The task: Spot every line with the word "type" and return it.

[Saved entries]

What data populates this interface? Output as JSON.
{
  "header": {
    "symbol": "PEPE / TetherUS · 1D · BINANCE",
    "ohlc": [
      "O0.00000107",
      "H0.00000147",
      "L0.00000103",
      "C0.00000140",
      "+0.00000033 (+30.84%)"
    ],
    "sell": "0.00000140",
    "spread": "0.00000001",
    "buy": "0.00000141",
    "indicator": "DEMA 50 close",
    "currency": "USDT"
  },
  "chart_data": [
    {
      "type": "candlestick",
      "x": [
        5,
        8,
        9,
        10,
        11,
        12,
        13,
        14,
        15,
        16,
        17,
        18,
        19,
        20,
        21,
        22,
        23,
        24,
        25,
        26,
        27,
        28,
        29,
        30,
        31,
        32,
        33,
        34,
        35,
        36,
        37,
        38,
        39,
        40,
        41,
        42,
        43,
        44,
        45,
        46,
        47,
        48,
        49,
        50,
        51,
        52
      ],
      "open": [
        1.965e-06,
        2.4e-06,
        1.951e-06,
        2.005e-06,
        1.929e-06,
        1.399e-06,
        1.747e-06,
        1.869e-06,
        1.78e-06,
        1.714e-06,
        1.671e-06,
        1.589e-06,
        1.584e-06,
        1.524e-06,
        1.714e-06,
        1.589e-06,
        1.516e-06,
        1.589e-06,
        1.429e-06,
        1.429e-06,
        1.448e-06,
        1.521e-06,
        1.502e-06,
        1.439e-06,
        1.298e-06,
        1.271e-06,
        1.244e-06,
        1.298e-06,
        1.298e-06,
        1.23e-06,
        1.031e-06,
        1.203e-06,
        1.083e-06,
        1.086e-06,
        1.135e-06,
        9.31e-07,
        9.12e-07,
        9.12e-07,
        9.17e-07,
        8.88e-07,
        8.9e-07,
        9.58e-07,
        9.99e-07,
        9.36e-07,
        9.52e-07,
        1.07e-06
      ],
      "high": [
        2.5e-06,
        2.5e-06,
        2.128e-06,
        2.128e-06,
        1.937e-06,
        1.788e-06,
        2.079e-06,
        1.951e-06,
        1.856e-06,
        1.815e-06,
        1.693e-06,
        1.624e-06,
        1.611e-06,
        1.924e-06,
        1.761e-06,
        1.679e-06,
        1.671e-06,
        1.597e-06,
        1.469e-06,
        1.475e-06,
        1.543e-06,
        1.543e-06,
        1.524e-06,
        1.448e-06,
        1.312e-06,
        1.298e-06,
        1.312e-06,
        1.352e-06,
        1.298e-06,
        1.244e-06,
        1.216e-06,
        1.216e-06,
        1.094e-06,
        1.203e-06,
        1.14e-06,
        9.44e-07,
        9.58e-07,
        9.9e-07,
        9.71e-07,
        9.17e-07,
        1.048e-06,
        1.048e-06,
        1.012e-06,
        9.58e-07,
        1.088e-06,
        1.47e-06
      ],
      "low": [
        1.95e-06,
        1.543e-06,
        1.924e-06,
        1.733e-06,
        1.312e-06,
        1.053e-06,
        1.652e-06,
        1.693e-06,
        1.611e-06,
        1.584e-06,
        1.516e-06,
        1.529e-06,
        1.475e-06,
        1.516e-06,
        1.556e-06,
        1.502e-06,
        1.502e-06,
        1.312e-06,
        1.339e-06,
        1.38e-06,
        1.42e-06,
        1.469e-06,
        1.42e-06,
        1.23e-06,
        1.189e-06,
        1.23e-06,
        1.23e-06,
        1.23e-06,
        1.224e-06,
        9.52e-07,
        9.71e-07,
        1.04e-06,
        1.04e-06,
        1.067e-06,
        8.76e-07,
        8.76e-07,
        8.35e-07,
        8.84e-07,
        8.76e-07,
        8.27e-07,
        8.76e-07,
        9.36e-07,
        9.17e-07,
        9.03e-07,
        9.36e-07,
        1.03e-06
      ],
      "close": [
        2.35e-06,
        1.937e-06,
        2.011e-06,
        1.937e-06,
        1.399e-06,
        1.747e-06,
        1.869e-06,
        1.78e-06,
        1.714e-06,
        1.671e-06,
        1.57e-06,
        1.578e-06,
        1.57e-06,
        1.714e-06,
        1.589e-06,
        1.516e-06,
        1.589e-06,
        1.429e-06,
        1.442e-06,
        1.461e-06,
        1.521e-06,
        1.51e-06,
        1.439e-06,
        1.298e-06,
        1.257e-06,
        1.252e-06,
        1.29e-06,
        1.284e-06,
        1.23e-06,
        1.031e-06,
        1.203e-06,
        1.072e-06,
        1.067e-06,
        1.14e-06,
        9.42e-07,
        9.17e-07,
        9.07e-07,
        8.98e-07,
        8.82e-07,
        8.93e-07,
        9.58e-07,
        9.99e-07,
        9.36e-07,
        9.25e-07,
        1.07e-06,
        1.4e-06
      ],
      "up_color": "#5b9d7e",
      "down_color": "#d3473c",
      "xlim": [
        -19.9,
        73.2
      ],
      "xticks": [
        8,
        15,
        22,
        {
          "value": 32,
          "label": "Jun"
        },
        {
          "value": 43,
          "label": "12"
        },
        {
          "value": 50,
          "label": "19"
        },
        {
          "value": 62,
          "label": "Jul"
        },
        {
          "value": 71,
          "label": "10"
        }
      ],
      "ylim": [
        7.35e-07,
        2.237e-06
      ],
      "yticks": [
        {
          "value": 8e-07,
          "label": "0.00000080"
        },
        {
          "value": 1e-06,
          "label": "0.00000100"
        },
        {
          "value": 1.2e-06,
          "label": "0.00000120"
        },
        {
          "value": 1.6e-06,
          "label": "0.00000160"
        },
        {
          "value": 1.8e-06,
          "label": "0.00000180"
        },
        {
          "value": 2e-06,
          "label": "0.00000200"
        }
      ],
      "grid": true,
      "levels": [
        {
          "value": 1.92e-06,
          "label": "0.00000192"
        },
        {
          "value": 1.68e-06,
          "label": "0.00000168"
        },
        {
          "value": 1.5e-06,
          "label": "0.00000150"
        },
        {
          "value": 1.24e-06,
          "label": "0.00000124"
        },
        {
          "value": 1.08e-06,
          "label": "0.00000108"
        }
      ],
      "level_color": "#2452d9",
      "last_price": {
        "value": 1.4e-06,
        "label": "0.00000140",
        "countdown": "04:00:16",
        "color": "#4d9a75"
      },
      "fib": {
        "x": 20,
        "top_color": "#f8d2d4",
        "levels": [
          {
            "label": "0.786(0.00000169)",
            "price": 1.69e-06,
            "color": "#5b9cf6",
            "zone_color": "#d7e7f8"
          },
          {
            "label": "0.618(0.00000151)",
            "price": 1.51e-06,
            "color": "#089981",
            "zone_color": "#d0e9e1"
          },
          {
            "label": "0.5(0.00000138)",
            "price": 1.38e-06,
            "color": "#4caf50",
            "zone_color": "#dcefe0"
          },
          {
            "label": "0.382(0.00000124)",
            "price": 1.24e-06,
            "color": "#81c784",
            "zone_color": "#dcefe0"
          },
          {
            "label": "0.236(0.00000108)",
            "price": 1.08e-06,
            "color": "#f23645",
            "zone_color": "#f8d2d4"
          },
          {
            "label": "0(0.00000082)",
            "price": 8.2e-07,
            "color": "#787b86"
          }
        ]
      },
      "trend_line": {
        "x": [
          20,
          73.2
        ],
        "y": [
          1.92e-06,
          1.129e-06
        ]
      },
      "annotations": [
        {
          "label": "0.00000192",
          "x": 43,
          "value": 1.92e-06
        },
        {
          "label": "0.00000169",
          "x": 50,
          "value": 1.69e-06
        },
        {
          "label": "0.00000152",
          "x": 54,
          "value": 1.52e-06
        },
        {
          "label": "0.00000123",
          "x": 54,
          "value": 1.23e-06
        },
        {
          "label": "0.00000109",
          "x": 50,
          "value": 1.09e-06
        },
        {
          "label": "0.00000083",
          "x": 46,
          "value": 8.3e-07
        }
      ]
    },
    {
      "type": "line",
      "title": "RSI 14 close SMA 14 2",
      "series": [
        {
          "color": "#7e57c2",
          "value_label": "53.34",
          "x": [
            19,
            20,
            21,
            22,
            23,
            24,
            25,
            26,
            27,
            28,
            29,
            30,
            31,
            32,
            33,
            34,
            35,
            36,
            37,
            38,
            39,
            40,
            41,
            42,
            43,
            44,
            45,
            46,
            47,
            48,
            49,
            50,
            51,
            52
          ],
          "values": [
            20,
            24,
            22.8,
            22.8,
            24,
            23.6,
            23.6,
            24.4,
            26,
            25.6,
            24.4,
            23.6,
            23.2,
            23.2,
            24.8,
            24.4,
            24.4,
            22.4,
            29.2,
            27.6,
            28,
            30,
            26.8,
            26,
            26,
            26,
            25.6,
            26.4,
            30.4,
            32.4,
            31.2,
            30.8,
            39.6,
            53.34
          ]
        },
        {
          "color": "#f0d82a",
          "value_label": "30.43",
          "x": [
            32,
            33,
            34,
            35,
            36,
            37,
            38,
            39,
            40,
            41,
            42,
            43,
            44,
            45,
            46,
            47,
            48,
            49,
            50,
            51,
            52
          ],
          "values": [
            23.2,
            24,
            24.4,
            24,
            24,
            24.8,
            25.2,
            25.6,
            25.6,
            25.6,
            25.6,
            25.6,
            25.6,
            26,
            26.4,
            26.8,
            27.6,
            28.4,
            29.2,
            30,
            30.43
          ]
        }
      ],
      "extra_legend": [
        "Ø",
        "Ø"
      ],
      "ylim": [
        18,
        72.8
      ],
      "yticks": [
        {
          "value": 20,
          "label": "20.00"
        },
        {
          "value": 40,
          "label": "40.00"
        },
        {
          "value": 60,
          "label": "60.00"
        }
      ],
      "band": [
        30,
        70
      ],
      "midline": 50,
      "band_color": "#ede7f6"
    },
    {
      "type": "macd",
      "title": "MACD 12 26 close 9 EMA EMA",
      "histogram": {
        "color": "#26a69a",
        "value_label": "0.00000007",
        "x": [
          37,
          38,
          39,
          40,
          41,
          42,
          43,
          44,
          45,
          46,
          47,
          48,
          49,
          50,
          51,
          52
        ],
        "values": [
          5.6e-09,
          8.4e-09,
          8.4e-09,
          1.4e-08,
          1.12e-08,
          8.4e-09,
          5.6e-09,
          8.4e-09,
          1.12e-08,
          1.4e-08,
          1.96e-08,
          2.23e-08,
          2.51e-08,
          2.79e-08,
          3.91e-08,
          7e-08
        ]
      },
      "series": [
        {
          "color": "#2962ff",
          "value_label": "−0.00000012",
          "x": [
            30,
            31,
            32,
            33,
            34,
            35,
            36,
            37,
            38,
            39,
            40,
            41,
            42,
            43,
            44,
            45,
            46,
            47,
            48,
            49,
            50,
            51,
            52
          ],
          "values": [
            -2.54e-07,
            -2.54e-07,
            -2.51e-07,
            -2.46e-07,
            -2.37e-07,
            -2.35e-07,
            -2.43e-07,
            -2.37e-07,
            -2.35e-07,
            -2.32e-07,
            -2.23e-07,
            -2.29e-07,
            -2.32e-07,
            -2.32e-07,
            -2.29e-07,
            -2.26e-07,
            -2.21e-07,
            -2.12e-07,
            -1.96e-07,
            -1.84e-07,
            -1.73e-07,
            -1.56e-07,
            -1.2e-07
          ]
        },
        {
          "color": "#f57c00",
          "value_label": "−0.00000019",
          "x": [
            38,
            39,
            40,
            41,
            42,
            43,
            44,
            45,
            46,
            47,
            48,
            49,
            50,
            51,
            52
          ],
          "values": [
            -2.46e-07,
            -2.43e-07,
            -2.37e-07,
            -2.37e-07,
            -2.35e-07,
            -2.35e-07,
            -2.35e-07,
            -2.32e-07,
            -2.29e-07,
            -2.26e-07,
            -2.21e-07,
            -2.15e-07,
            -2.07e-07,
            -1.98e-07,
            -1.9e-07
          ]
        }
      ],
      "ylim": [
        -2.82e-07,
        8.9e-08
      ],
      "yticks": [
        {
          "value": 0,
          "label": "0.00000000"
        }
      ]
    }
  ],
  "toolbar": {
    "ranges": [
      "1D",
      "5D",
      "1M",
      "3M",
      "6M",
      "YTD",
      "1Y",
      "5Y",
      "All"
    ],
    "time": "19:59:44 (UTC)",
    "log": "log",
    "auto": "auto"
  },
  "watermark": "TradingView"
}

Exercise response:
      "type": "candlestick",
      "type": "line",
      "type": "macd",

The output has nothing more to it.